Data records:
[START]

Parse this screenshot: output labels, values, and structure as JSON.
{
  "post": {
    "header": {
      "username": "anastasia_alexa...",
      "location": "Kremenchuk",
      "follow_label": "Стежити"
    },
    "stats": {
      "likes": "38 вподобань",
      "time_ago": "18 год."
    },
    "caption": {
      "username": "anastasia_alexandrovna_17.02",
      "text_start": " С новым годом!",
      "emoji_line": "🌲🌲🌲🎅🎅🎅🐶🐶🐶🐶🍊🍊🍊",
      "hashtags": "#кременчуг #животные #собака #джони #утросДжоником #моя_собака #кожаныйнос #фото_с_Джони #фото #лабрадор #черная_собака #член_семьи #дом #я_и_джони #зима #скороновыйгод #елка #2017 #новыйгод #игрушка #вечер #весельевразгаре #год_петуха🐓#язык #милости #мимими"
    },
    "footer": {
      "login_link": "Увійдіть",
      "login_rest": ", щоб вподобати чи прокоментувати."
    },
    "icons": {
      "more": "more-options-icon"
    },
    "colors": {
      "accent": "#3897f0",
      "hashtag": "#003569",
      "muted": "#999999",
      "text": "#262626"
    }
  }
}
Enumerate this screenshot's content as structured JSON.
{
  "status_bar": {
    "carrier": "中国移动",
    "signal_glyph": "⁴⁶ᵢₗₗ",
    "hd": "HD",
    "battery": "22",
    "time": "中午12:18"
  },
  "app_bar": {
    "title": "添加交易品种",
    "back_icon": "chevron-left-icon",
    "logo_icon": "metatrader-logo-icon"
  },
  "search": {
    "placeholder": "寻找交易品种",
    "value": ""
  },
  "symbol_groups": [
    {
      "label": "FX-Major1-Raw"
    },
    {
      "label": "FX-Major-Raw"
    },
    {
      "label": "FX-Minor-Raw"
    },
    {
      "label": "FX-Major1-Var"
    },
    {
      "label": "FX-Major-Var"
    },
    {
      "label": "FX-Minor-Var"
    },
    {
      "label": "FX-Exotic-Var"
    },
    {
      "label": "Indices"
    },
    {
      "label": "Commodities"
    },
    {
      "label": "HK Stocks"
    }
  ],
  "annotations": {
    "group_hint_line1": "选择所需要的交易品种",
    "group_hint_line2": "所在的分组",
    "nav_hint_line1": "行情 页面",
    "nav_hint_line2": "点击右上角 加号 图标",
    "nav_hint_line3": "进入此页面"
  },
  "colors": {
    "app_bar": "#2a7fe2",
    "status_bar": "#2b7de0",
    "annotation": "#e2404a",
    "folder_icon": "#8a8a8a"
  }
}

[END]

Problem requirements:
Look through the listing above. Pick out each line with "this" and copy it.

Task output:
Parse this screenshot: output labels, values, and structure as JSON.
Enumerate this screenshot's content as structured JSON.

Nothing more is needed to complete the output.